## [Direction]
The records below should be written out again, exactly.

## [Stored items from a collection]

..........

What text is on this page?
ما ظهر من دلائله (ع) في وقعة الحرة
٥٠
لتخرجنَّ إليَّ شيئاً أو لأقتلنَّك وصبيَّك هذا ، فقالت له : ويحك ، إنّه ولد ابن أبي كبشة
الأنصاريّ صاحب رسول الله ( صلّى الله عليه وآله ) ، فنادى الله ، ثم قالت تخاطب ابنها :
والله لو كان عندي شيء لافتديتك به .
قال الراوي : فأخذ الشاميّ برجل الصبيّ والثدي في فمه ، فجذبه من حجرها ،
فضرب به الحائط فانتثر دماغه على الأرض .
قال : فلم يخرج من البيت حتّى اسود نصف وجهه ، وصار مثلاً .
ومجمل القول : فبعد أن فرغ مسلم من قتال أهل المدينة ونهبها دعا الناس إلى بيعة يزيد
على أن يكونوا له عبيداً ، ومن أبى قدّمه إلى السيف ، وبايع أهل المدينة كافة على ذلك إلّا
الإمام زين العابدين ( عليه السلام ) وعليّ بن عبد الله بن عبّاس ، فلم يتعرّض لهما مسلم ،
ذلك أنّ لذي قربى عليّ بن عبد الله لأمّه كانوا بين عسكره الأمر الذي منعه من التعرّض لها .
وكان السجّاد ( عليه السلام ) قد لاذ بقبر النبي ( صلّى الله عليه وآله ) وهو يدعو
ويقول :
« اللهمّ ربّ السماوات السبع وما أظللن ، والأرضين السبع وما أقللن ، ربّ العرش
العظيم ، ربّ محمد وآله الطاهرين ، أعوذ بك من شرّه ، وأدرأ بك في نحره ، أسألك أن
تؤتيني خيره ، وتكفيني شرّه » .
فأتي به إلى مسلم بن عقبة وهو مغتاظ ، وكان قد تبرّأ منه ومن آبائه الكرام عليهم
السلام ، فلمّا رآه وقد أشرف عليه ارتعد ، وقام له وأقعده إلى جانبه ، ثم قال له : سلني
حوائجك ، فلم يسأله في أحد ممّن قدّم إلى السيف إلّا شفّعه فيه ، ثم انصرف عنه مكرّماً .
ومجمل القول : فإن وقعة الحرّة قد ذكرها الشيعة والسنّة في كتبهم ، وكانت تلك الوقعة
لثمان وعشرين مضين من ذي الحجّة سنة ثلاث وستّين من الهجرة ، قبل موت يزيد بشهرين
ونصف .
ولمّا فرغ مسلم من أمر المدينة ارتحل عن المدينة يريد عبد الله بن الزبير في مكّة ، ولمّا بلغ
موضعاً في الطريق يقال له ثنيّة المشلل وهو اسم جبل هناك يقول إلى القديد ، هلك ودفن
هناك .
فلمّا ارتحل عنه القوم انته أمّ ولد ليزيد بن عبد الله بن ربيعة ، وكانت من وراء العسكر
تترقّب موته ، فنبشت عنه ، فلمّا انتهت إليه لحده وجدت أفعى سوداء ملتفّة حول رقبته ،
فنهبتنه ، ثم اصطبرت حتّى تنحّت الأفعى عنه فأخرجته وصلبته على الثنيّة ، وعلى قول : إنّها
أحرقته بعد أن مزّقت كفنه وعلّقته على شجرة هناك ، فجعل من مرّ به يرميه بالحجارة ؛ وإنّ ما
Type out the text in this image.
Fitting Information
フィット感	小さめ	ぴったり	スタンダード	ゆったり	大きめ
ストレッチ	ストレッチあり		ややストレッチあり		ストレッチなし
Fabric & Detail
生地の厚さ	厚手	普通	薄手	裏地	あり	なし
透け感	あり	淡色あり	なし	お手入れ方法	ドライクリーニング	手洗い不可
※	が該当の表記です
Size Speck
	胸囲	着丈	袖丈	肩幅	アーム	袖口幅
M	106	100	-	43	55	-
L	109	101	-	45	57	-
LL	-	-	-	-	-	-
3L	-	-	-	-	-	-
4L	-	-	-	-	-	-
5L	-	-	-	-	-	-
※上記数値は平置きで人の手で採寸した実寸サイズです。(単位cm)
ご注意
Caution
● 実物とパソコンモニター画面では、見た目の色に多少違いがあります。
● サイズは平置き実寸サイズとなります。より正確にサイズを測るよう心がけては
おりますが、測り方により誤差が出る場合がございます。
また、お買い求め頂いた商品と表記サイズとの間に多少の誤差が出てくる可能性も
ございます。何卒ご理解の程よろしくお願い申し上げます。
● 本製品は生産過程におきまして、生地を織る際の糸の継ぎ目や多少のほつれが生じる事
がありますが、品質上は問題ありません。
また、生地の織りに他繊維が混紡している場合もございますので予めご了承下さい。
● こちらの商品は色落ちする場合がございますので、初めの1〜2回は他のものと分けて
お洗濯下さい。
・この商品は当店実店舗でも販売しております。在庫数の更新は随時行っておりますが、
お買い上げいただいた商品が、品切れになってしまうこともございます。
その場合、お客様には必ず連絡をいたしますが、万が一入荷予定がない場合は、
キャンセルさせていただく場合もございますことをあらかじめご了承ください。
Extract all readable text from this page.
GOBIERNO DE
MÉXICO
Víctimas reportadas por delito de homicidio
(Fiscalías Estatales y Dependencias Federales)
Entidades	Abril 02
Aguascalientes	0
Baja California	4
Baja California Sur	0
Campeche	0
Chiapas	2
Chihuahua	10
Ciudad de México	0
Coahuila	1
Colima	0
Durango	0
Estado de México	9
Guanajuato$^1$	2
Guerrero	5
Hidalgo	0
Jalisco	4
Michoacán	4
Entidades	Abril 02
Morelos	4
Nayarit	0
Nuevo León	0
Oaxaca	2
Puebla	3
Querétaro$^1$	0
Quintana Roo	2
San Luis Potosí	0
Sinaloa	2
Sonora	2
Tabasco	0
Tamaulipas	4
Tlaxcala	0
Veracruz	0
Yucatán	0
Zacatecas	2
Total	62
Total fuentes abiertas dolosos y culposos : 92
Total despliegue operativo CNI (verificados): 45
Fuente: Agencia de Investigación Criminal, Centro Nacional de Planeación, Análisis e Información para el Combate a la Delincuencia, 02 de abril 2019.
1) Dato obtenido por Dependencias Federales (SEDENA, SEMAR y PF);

..........

## [Final answer]
What text is on this page?
ما ظهر من دلائله (ع) في وقعة الحرة
٥٠
لتخرجنَّ إليَّ شيئاً أو لأقتلنَّك وصبيَّك هذا ، فقالت له : ويحك ، إنّه ولد ابن أبي كبشة
الأنصاريّ صاحب رسول الله ( صلّى الله عليه وآله ) ، فنادى الله ، ثم قالت تخاطب ابنها :
والله لو كان عندي شيء لافتديتك به .
قال الراوي : فأخذ الشاميّ برجل الصبيّ والثدي في فمه ، فجذبه من حجرها ،
فضرب به الحائط فانتثر دماغه على الأرض .
قال : فلم يخرج من البيت حتّى اسود نصف وجهه ، وصار مثلاً .
ومجمل القول : فبعد أن فرغ مسلم من قتال أهل المدينة ونهبها دعا الناس إلى بيعة يزيد
على أن يكونوا له عبيداً ، ومن أبى قدّمه إلى السيف ، وبايع أهل المدينة كافة على ذلك إلّا
الإمام زين العابدين ( عليه السلام ) وعليّ بن عبد الله بن عبّاس ، فلم يتعرّض لهما مسلم ،
ذلك أنّ لذي قربى عليّ بن عبد الله لأمّه كانوا بين عسكره الأمر الذي منعه من التعرّض لها .
وكان السجّاد ( عليه السلام ) قد لاذ بقبر النبي ( صلّى الله عليه وآله ) وهو يدعو
ويقول :
« اللهمّ ربّ السماوات السبع وما أظللن ، والأرضين السبع وما أقللن ، ربّ العرش
العظيم ، ربّ محمد وآله الطاهرين ، أعوذ بك من شرّه ، وأدرأ بك في نحره ، أسألك أن
تؤتيني خيره ، وتكفيني شرّه » .
فأتي به إلى مسلم بن عقبة وهو مغتاظ ، وكان قد تبرّأ منه ومن آبائه الكرام عليهم
السلام ، فلمّا رآه وقد أشرف عليه ارتعد ، وقام له وأقعده إلى جانبه ، ثم قال له : سلني
حوائجك ، فلم يسأله في أحد ممّن قدّم إلى السيف إلّا شفّعه فيه ، ثم انصرف عنه مكرّماً .
ومجمل القول : فإن وقعة الحرّة قد ذكرها الشيعة والسنّة في كتبهم ، وكانت تلك الوقعة
لثمان وعشرين مضين من ذي الحجّة سنة ثلاث وستّين من الهجرة ، قبل موت يزيد بشهرين
ونصف .
ولمّا فرغ مسلم من أمر المدينة ارتحل عن المدينة يريد عبد الله بن الزبير في مكّة ، ولمّا بلغ
موضعاً في الطريق يقال له ثنيّة المشلل وهو اسم جبل هناك يقول إلى القديد ، هلك ودفن
هناك .
فلمّا ارتحل عنه القوم انته أمّ ولد ليزيد بن عبد الله بن ربيعة ، وكانت من وراء العسكر
تترقّب موته ، فنبشت عنه ، فلمّا انتهت إليه لحده وجدت أفعى سوداء ملتفّة حول رقبته ،
فنهبتنه ، ثم اصطبرت حتّى تنحّت الأفعى عنه فأخرجته وصلبته على الثنيّة ، وعلى قول : إنّها
أحرقته بعد أن مزّقت كفنه وعلّقته على شجرة هناك ، فجعل من مرّ به يرميه بالحجارة ؛ وإنّ ما
Type out the text in this image.
Fitting Information
フィット感	小さめ	ぴったり	スタンダード	ゆったり	大きめ
ストレッチ	ストレッチあり		ややストレッチあり		ストレッチなし
Fabric & Detail
生地の厚さ	厚手	普通	薄手	裏地	あり	なし
透け感	あり	淡色あり	なし	お手入れ方法	ドライクリーニング	手洗い不可
※	が該当の表記です
Size Speck
	胸囲	着丈	袖丈	肩幅	アーム	袖口幅
M	106	100	-	43	55	-
L	109	101	-	45	57	-
LL	-	-	-	-	-	-
3L	-	-	-	-	-	-
4L	-	-	-	-	-	-
5L	-	-	-	-	-	-
※上記数値は平置きで人の手で採寸した実寸サイズです。(単位cm)
ご注意
Caution
● 実物とパソコンモニター画面では、見た目の色に多少違いがあります。
● サイズは平置き実寸サイズとなります。より正確にサイズを測るよう心がけては
おりますが、測り方により誤差が出る場合がございます。
また、お買い求め頂いた商品と表記サイズとの間に多少の誤差が出てくる可能性も
ございます。何卒ご理解の程よろしくお願い申し上げます。
● 本製品は生産過程におきまして、生地を織る際の糸の継ぎ目や多少のほつれが生じる事
がありますが、品質上は問題ありません。
また、生地の織りに他繊維が混紡している場合もございますので予めご了承下さい。
● こちらの商品は色落ちする場合がございますので、初めの1〜2回は他のものと分けて
お洗濯下さい。
・この商品は当店実店舗でも販売しております。在庫数の更新は随時行っておりますが、
お買い上げいただいた商品が、品切れになってしまうこともございます。
その場合、お客様には必ず連絡をいたしますが、万が一入荷予定がない場合は、
キャンセルさせていただく場合もございますことをあらかじめご了承ください。
Extract all readable text from this page.
GOBIERNO DE
MÉXICO
Víctimas reportadas por delito de homicidio
(Fiscalías Estatales y Dependencias Federales)
Entidades	Abril 02
Aguascalientes	0
Baja California	4
Baja California Sur	0
Campeche	0
Chiapas	2
Chihuahua	10
Ciudad de México	0
Coahuila	1
Colima	0
Durango	0
Estado de México	9
Guanajuato$^1$	2
Guerrero	5
Hidalgo	0
Jalisco	4
Michoacán	4
Entidades	Abril 02
Morelos	4
Nayarit	0
Nuevo León	0
Oaxaca	2
Puebla	3
Querétaro$^1$	0
Quintana Roo	2
San Luis Potosí	0
Sinaloa	2
Sonora	2
Tabasco	0
Tamaulipas	4
Tlaxcala	0
Veracruz	0
Yucatán	0
Zacatecas	2
Total	62
Total fuentes abiertas dolosos y culposos : 92
Total despliegue operativo CNI (verificados): 45
Fuente: Agencia de Investigación Criminal, Centro Nacional de Planeación, Análisis e Información para el Combate a la Delincuencia, 02 de abril 2019.
1) Dato obtenido por Dependencias Federales (SEDENA, SEMAR y PF);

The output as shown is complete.